Exercise goal: Return the lines where the word "meta" occurs.

::: Exercise data

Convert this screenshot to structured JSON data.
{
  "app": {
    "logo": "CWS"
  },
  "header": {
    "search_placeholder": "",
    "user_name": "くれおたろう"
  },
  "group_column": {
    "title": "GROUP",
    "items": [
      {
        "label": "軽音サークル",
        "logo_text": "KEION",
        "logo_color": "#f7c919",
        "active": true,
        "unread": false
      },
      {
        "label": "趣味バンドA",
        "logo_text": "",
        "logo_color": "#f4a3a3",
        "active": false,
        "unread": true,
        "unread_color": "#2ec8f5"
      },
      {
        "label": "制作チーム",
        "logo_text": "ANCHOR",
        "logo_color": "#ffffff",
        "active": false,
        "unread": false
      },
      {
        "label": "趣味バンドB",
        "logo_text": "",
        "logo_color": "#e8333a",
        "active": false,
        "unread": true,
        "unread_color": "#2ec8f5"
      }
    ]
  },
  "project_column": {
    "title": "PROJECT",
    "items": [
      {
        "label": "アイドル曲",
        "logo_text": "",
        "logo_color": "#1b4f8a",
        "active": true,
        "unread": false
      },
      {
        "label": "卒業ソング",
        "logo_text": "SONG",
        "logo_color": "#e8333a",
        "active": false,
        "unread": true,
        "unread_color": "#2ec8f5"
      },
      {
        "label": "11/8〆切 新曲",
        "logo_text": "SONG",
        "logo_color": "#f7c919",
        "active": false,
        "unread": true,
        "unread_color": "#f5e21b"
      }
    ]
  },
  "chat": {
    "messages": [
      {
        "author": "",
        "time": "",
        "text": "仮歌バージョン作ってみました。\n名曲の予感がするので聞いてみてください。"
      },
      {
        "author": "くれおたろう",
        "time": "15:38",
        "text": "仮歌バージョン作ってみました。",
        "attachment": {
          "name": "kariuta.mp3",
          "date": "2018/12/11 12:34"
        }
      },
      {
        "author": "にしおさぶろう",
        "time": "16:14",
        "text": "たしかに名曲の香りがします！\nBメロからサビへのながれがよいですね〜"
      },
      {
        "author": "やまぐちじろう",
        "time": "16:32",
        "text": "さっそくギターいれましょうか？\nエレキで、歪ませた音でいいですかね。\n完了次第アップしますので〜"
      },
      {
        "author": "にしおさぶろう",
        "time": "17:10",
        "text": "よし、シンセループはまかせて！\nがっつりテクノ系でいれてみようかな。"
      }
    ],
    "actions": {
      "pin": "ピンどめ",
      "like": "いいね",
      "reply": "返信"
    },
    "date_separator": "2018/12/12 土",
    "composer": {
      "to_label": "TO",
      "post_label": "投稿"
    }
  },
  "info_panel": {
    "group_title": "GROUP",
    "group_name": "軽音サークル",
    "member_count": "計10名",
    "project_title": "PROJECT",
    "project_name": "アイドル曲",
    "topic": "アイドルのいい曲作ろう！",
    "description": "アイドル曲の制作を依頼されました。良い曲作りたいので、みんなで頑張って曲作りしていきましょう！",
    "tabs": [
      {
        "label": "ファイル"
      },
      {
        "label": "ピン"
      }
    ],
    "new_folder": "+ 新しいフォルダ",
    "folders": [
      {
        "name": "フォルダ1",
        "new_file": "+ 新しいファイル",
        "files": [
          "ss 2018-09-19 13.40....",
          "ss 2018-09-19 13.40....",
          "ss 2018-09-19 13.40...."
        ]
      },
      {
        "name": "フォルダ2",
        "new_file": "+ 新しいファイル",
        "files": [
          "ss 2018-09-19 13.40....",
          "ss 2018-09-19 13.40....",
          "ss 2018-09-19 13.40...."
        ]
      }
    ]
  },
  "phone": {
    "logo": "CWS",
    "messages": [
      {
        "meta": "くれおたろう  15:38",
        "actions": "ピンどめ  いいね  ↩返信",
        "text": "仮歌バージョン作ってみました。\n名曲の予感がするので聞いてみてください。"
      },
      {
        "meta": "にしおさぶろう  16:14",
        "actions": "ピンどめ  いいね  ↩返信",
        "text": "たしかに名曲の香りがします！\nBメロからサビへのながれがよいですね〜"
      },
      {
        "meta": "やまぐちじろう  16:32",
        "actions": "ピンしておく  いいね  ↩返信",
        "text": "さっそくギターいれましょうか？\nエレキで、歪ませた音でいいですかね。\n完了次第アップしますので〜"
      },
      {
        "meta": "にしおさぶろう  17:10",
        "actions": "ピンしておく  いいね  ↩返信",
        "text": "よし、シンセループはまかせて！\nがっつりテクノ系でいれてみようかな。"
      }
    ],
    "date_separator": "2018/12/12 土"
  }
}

::::::

Output below:
        "meta": "くれおたろう  15:38",
        "meta": "にしおさぶろう  16:14",
        "meta": "やまぐちじろう  16:32",
        "meta": "にしおさぶろう  17:10",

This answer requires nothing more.